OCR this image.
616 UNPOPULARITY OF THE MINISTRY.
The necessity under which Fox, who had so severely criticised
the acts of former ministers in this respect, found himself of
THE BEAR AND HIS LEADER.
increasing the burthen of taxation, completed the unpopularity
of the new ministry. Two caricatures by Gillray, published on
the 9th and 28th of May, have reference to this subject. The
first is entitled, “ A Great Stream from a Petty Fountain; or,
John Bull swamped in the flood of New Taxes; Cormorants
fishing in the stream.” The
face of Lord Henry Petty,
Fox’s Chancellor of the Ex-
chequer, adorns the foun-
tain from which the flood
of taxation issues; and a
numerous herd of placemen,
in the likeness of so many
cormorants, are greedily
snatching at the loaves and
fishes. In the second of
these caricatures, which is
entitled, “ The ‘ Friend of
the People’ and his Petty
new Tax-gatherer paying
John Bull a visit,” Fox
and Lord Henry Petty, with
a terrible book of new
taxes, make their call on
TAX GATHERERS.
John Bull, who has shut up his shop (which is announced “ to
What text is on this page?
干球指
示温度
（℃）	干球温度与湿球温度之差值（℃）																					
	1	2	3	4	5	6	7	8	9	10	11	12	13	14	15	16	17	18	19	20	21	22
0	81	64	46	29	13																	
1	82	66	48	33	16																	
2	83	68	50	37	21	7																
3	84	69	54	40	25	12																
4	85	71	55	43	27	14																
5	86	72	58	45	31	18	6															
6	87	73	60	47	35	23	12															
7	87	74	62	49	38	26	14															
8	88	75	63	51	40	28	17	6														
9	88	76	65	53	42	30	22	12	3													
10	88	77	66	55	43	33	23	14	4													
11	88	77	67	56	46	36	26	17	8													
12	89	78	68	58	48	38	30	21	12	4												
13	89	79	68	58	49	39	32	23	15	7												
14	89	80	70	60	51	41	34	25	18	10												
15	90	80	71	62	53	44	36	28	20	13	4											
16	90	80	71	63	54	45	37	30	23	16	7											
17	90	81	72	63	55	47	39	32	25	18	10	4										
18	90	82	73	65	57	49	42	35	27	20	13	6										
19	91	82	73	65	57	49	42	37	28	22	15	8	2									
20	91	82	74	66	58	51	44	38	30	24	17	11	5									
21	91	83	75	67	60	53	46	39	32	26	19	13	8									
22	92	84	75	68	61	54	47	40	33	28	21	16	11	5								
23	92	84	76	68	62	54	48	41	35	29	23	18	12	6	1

........

▶ [Work instructions]: Supply the count of lines in the entries that contain the word "entitled", and nothing besides.

▶ [Answer to this exercise]: 2